* [Request]: Below are some records: retype them all exactly, but not the pictures.

Stored data:
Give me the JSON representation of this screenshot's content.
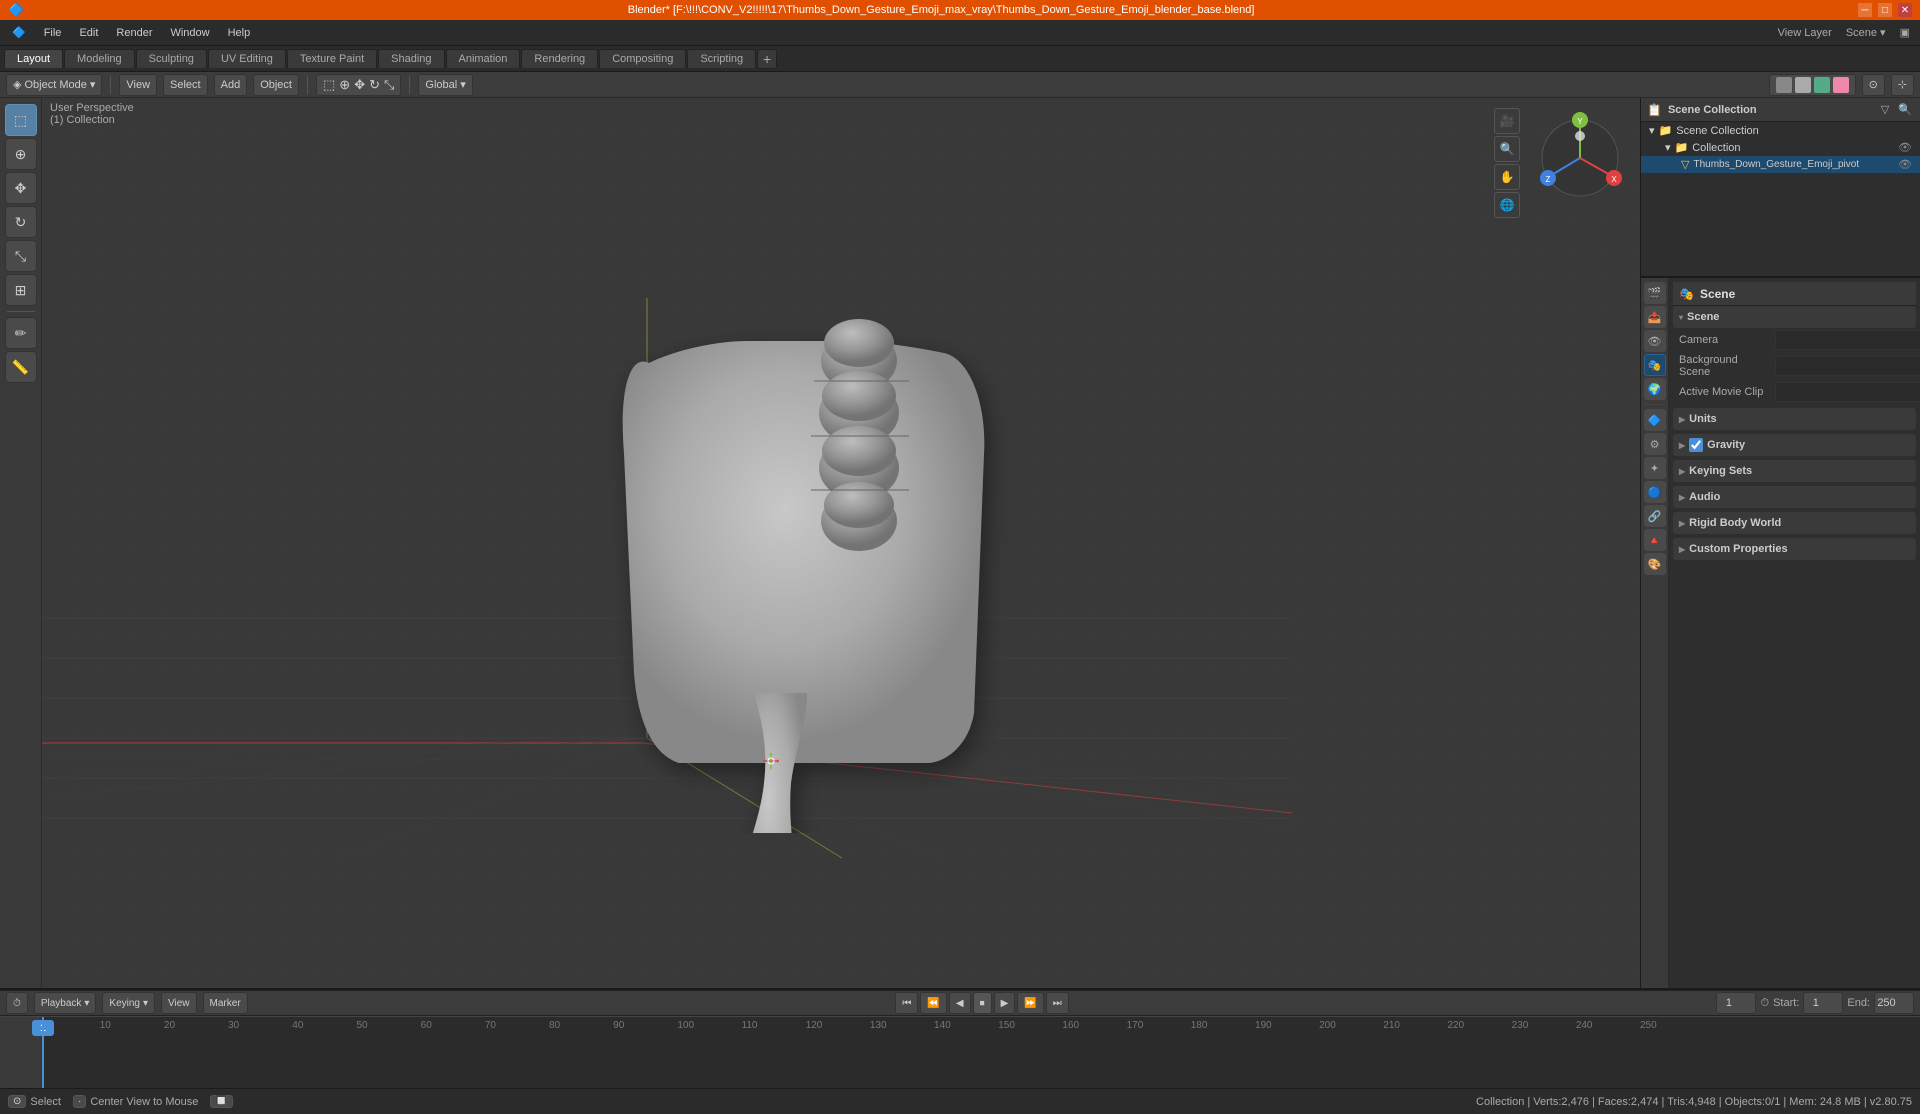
{
  "window": {
    "title": "Blender* [F:\\!!!\\CONV_V2!!!!!\\17\\Thumbs_Down_Gesture_Emoji_max_vray\\Thumbs_Down_Gesture_Emoji_blender_base.blend]"
  },
  "menus": [
    "Blender",
    "File",
    "Edit",
    "Render",
    "Window",
    "Help"
  ],
  "workspace_tabs": [
    {
      "label": "Layout",
      "active": true
    },
    {
      "label": "Modeling",
      "active": false
    },
    {
      "label": "Sculpting",
      "active": false
    },
    {
      "label": "UV Editing",
      "active": false
    },
    {
      "label": "Texture Paint",
      "active": false
    },
    {
      "label": "Shading",
      "active": false
    },
    {
      "label": "Animation",
      "active": false
    },
    {
      "label": "Rendering",
      "active": false
    },
    {
      "label": "Compositing",
      "active": false
    },
    {
      "label": "Scripting",
      "active": false
    }
  ],
  "header": {
    "object_mode": "Object Mode",
    "view": "View",
    "select": "Select",
    "add": "Add",
    "object": "Object",
    "transform": "Global",
    "proportional": "Off"
  },
  "viewport": {
    "view_label": "User Perspective",
    "collection": "(1) Collection"
  },
  "timeline": {
    "playback": "Playback",
    "keying": "Keying",
    "view": "View",
    "marker": "Marker",
    "frame_current": "1",
    "start": "1",
    "end": "250",
    "frame_numbers": [
      1,
      10,
      20,
      30,
      40,
      50,
      60,
      70,
      80,
      90,
      100,
      110,
      120,
      130,
      140,
      150,
      160,
      170,
      180,
      190,
      200,
      210,
      220,
      230,
      240,
      250
    ]
  },
  "statusbar": {
    "left_key": "⊙",
    "left_action": "Select",
    "mid_key": "·",
    "mid_action": "Center View to Mouse",
    "right_action": "Collection | Verts:2,476 | Faces:2,474 | Tris:4,948 | Objects:0/1 | Mem: 24.8 MB | v2.80.75"
  },
  "outliner": {
    "title": "Scene Collection",
    "items": [
      {
        "name": "Scene Collection",
        "icon": "📁",
        "indent": 0,
        "expanded": true
      },
      {
        "name": "Collection",
        "icon": "📁",
        "indent": 1,
        "expanded": true
      },
      {
        "name": "Thumbs_Down_Gesture_Emoji_pivot",
        "icon": "▽",
        "indent": 2,
        "expanded": false
      }
    ]
  },
  "properties": {
    "title": "Scene",
    "icon": "🎬",
    "sections": [
      {
        "name": "Scene",
        "rows": [
          {
            "label": "Camera",
            "value": "",
            "type": "field"
          },
          {
            "label": "Background Scene",
            "value": "",
            "type": "field"
          },
          {
            "label": "Active Movie Clip",
            "value": "",
            "type": "field"
          }
        ]
      },
      {
        "name": "Units",
        "rows": [],
        "collapsed": true
      },
      {
        "name": "Gravity",
        "rows": [],
        "collapsed": true,
        "checkbox": true
      },
      {
        "name": "Keying Sets",
        "rows": [],
        "collapsed": true
      },
      {
        "name": "Audio",
        "rows": [],
        "collapsed": true
      },
      {
        "name": "Rigid Body World",
        "rows": [],
        "collapsed": true
      },
      {
        "name": "Custom Properties",
        "rows": [],
        "collapsed": true
      }
    ]
  },
  "prop_icons": [
    {
      "icon": "🎬",
      "name": "render",
      "title": "Render"
    },
    {
      "icon": "📤",
      "name": "output",
      "title": "Output"
    },
    {
      "icon": "👁",
      "name": "view-layer",
      "title": "View Layer"
    },
    {
      "icon": "🎭",
      "name": "scene",
      "title": "Scene",
      "active": true
    },
    {
      "icon": "🌍",
      "name": "world",
      "title": "World"
    },
    {
      "icon": "🔧",
      "name": "object",
      "title": "Object"
    },
    {
      "icon": "⚙",
      "name": "modifiers",
      "title": "Modifiers"
    },
    {
      "icon": "📦",
      "name": "particles",
      "title": "Particles"
    },
    {
      "icon": "🔵",
      "name": "physics",
      "title": "Physics"
    },
    {
      "icon": "📐",
      "name": "constraints",
      "title": "Constraints"
    },
    {
      "icon": "🔺",
      "name": "data",
      "title": "Object Data"
    },
    {
      "icon": "🎨",
      "name": "material",
      "title": "Material"
    }
  ],
  "tools": [
    {
      "icon": "↔",
      "name": "select-box",
      "title": "Select Box",
      "active": true
    },
    {
      "icon": "✥",
      "name": "move",
      "title": "Move"
    },
    {
      "icon": "↻",
      "name": "rotate",
      "title": "Rotate"
    },
    {
      "icon": "⤡",
      "name": "scale",
      "title": "Scale"
    },
    {
      "icon": "⊞",
      "name": "transform",
      "title": "Transform"
    },
    {
      "sep": true
    },
    {
      "icon": "🖊",
      "name": "annotate",
      "title": "Annotate"
    },
    {
      "icon": "📏",
      "name": "measure",
      "title": "Measure"
    }
  ]
}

* [Result for this task]:
Give me the JSON representation of this screenshot's content.
{
  "window": {
    "title": "Blender* [F:\\!!!\\CONV_V2!!!!!\\17\\Thumbs_Down_Gesture_Emoji_max_vray\\Thumbs_Down_Gesture_Emoji_blender_base.blend]"
  },
  "menus": [
    "Blender",
    "File",
    "Edit",
    "Render",
    "Window",
    "Help"
  ],
  "workspace_tabs": [
    {
      "label": "Layout",
      "active": true
    },
    {
      "label": "Modeling",
      "active": false
    },
    {
      "label": "Sculpting",
      "active": false
    },
    {
      "label": "UV Editing",
      "active": false
    },
    {
      "label": "Texture Paint",
      "active": false
    },
    {
      "label": "Shading",
      "active": false
    },
    {
      "label": "Animation",
      "active": false
    },
    {
      "label": "Rendering",
      "active": false
    },
    {
      "label": "Compositing",
      "active": false
    },
    {
      "label": "Scripting",
      "active": false
    }
  ],
  "header": {
    "object_mode": "Object Mode",
    "view": "View",
    "select": "Select",
    "add": "Add",
    "object": "Object",
    "transform": "Global",
    "proportional": "Off"
  },
  "viewport": {
    "view_label": "User Perspective",
    "collection": "(1) Collection"
  },
  "timeline": {
    "playback": "Playback",
    "keying": "Keying",
    "view": "View",
    "marker": "Marker",
    "frame_current": "1",
    "start": "1",
    "end": "250",
    "frame_numbers": [
      1,
      10,
      20,
      30,
      40,
      50,
      60,
      70,
      80,
      90,
      100,
      110,
      120,
      130,
      140,
      150,
      160,
      170,
      180,
      190,
      200,
      210,
      220,
      230,
      240,
      250
    ]
  },
  "statusbar": {
    "left_key": "⊙",
    "left_action": "Select",
    "mid_key": "·",
    "mid_action": "Center View to Mouse",
    "right_action": "Collection | Verts:2,476 | Faces:2,474 | Tris:4,948 | Objects:0/1 | Mem: 24.8 MB | v2.80.75"
  },
  "outliner": {
    "title": "Scene Collection",
    "items": [
      {
        "name": "Scene Collection",
        "icon": "📁",
        "indent": 0,
        "expanded": true
      },
      {
        "name": "Collection",
        "icon": "📁",
        "indent": 1,
        "expanded": true
      },
      {
        "name": "Thumbs_Down_Gesture_Emoji_pivot",
        "icon": "▽",
        "indent": 2,
        "expanded": false
      }
    ]
  },
  "properties": {
    "title": "Scene",
    "icon": "🎬",
    "sections": [
      {
        "name": "Scene",
        "rows": [
          {
            "label": "Camera",
            "value": "",
            "type": "field"
          },
          {
            "label": "Background Scene",
            "value": "",
            "type": "field"
          },
          {
            "label": "Active Movie Clip",
            "value": "",
            "type": "field"
          }
        ]
      },
      {
        "name": "Units",
        "rows": [],
        "collapsed": true
      },
      {
        "name": "Gravity",
        "rows": [],
        "collapsed": true,
        "checkbox": true
      },
      {
        "name": "Keying Sets",
        "rows": [],
        "collapsed": true
      },
      {
        "name": "Audio",
        "rows": [],
        "collapsed": true
      },
      {
        "name": "Rigid Body World",
        "rows": [],
        "collapsed": true
      },
      {
        "name": "Custom Properties",
        "rows": [],
        "collapsed": true
      }
    ]
  },
  "prop_icons": [
    {
      "icon": "🎬",
      "name": "render",
      "title": "Render"
    },
    {
      "icon": "📤",
      "name": "output",
      "title": "Output"
    },
    {
      "icon": "👁",
      "name": "view-layer",
      "title": "View Layer"
    },
    {
      "icon": "🎭",
      "name": "scene",
      "title": "Scene",
      "active": true
    },
    {
      "icon": "🌍",
      "name": "world",
      "title": "World"
    },
    {
      "icon": "🔧",
      "name": "object",
      "title": "Object"
    },
    {
      "icon": "⚙",
      "name": "modifiers",
      "title": "Modifiers"
    },
    {
      "icon": "📦",
      "name": "particles",
      "title": "Particles"
    },
    {
      "icon": "🔵",
      "name": "physics",
      "title": "Physics"
    },
    {
      "icon": "📐",
      "name": "constraints",
      "title": "Constraints"
    },
    {
      "icon": "🔺",
      "name": "data",
      "title": "Object Data"
    },
    {
      "icon": "🎨",
      "name": "material",
      "title": "Material"
    }
  ],
  "tools": [
    {
      "icon": "↔",
      "name": "select-box",
      "title": "Select Box",
      "active": true
    },
    {
      "icon": "✥",
      "name": "move",
      "title": "Move"
    },
    {
      "icon": "↻",
      "name": "rotate",
      "title": "Rotate"
    },
    {
      "icon": "⤡",
      "name": "scale",
      "title": "Scale"
    },
    {
      "icon": "⊞",
      "name": "transform",
      "title": "Transform"
    },
    {
      "sep": true
    },
    {
      "icon": "🖊",
      "name": "annotate",
      "title": "Annotate"
    },
    {
      "icon": "📏",
      "name": "measure",
      "title": "Measure"
    }
  ]
}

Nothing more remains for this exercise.